Dataset items:
....................

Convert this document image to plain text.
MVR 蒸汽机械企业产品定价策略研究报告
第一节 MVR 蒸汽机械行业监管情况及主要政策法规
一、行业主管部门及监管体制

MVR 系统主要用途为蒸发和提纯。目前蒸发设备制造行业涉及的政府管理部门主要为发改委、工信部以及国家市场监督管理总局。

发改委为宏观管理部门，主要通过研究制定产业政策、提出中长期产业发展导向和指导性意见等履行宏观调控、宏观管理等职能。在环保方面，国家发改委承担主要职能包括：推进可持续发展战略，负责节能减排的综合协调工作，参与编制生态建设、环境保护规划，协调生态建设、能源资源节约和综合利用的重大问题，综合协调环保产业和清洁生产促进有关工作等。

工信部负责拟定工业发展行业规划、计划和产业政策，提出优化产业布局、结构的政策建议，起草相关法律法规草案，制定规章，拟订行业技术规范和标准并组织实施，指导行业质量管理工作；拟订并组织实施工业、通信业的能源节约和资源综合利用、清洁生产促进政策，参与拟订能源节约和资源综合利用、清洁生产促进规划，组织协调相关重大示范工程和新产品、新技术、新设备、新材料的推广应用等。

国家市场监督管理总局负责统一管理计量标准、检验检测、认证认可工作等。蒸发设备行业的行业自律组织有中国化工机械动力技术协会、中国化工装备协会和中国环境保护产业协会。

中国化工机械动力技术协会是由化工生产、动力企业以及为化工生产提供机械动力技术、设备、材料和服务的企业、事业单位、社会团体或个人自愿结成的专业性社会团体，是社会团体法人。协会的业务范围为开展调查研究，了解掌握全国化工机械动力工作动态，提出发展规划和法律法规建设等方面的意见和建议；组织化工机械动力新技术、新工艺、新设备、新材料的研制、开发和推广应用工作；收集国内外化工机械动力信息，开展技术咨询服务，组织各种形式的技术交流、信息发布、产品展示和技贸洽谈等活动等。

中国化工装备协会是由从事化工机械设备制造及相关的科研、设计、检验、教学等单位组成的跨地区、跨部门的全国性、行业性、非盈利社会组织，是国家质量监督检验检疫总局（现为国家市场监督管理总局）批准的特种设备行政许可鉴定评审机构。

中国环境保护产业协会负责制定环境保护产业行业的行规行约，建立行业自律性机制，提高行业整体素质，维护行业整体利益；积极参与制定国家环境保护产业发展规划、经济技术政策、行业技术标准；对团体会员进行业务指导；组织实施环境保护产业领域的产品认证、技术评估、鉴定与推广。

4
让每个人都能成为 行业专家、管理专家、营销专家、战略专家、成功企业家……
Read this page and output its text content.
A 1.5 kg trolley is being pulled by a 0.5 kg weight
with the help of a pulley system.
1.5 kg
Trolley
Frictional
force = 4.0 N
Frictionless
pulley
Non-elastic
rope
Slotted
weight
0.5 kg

....................

What to produce: Provide an exact reproduction of all the entries shown above.

Output below:
Convert this document image to plain text.
MVR 蒸汽机械企业产品定价策略研究报告
第一节 MVR 蒸汽机械行业监管情况及主要政策法规
一、行业主管部门及监管体制

MVR 系统主要用途为蒸发和提纯。目前蒸发设备制造行业涉及的政府管理部门主要为发改委、工信部以及国家市场监督管理总局。

发改委为宏观管理部门，主要通过研究制定产业政策、提出中长期产业发展导向和指导性意见等履行宏观调控、宏观管理等职能。在环保方面，国家发改委承担主要职能包括：推进可持续发展战略，负责节能减排的综合协调工作，参与编制生态建设、环境保护规划，协调生态建设、能源资源节约和综合利用的重大问题，综合协调环保产业和清洁生产促进有关工作等。

工信部负责拟定工业发展行业规划、计划和产业政策，提出优化产业布局、结构的政策建议，起草相关法律法规草案，制定规章，拟订行业技术规范和标准并组织实施，指导行业质量管理工作；拟订并组织实施工业、通信业的能源节约和资源综合利用、清洁生产促进政策，参与拟订能源节约和资源综合利用、清洁生产促进规划，组织协调相关重大示范工程和新产品、新技术、新设备、新材料的推广应用等。

国家市场监督管理总局负责统一管理计量标准、检验检测、认证认可工作等。蒸发设备行业的行业自律组织有中国化工机械动力技术协会、中国化工装备协会和中国环境保护产业协会。

中国化工机械动力技术协会是由化工生产、动力企业以及为化工生产提供机械动力技术、设备、材料和服务的企业、事业单位、社会团体或个人自愿结成的专业性社会团体，是社会团体法人。协会的业务范围为开展调查研究，了解掌握全国化工机械动力工作动态，提出发展规划和法律法规建设等方面的意见和建议；组织化工机械动力新技术、新工艺、新设备、新材料的研制、开发和推广应用工作；收集国内外化工机械动力信息，开展技术咨询服务，组织各种形式的技术交流、信息发布、产品展示和技贸洽谈等活动等。

中国化工装备协会是由从事化工机械设备制造及相关的科研、设计、检验、教学等单位组成的跨地区、跨部门的全国性、行业性、非盈利社会组织，是国家质量监督检验检疫总局（现为国家市场监督管理总局）批准的特种设备行政许可鉴定评审机构。

中国环境保护产业协会负责制定环境保护产业行业的行规行约，建立行业自律性机制，提高行业整体素质，维护行业整体利益；积极参与制定国家环境保护产业发展规划、经济技术政策、行业技术标准；对团体会员进行业务指导；组织实施环境保护产业领域的产品认证、技术评估、鉴定与推广。

4
让每个人都能成为 行业专家、管理专家、营销专家、战略专家、成功企业家……
Read this page and output its text content.
A 1.5 kg trolley is being pulled by a 0.5 kg weight
with the help of a pulley system.
1.5 kg
Trolley
Frictional
force = 4.0 N
Frictionless
pulley
Non-elastic
rope
Slotted
weight
0.5 kg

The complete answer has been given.